** Start Extracted information **
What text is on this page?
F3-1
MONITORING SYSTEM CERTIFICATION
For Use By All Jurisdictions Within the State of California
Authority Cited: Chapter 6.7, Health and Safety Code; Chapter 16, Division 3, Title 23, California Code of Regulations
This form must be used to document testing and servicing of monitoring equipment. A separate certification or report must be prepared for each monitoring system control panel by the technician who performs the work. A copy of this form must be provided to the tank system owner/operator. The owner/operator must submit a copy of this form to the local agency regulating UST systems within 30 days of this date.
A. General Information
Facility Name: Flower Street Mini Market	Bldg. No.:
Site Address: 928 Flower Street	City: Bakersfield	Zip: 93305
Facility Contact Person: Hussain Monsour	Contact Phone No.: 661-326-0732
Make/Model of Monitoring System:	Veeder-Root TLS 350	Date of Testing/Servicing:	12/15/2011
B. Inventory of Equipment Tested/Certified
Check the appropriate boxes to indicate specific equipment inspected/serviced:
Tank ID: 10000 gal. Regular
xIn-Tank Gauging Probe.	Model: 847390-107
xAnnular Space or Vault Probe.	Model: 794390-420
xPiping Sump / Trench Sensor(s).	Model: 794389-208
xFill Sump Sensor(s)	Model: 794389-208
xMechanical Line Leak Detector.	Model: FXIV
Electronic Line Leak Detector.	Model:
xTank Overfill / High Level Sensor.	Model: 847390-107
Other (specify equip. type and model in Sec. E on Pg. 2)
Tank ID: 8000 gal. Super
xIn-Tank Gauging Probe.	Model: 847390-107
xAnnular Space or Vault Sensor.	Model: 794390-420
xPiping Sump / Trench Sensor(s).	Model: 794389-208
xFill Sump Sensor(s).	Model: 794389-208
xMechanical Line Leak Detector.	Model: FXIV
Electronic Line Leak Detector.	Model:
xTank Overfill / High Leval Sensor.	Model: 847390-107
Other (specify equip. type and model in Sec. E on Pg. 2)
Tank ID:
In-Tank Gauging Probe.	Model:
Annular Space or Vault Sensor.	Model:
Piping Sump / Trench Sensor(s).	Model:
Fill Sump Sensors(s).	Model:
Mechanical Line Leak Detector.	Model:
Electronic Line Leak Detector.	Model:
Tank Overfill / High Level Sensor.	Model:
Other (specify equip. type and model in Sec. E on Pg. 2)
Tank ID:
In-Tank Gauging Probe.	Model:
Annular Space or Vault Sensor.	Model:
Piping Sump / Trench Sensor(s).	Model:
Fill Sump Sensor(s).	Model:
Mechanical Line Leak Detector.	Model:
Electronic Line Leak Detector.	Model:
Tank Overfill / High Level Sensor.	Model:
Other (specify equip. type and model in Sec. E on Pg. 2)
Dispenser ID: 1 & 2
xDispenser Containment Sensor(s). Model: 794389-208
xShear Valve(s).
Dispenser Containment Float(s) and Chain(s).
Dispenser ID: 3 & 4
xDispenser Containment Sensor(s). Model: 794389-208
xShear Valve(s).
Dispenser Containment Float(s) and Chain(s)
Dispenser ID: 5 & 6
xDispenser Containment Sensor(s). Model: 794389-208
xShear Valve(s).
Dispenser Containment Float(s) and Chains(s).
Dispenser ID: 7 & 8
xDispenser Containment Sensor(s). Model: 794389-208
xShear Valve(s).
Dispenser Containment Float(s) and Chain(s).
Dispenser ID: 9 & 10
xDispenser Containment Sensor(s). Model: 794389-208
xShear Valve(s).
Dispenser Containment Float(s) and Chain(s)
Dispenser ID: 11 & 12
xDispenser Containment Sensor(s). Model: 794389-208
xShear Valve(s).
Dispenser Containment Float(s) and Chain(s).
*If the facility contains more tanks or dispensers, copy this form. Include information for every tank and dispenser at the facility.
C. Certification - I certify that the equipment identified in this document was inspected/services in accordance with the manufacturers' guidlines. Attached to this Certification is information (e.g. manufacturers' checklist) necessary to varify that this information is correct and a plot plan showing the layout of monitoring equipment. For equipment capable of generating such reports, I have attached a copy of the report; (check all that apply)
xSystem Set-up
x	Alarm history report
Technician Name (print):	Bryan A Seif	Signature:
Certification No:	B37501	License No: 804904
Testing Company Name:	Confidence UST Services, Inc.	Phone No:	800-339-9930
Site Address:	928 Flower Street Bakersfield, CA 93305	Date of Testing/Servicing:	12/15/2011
** End Extracted information **
Pull every line containing "xTank" out of the records.

xTank Overfill / High Level Sensor.	Model: 847390-107
xTank Overfill / High Leval Sensor.	Model: 847390-107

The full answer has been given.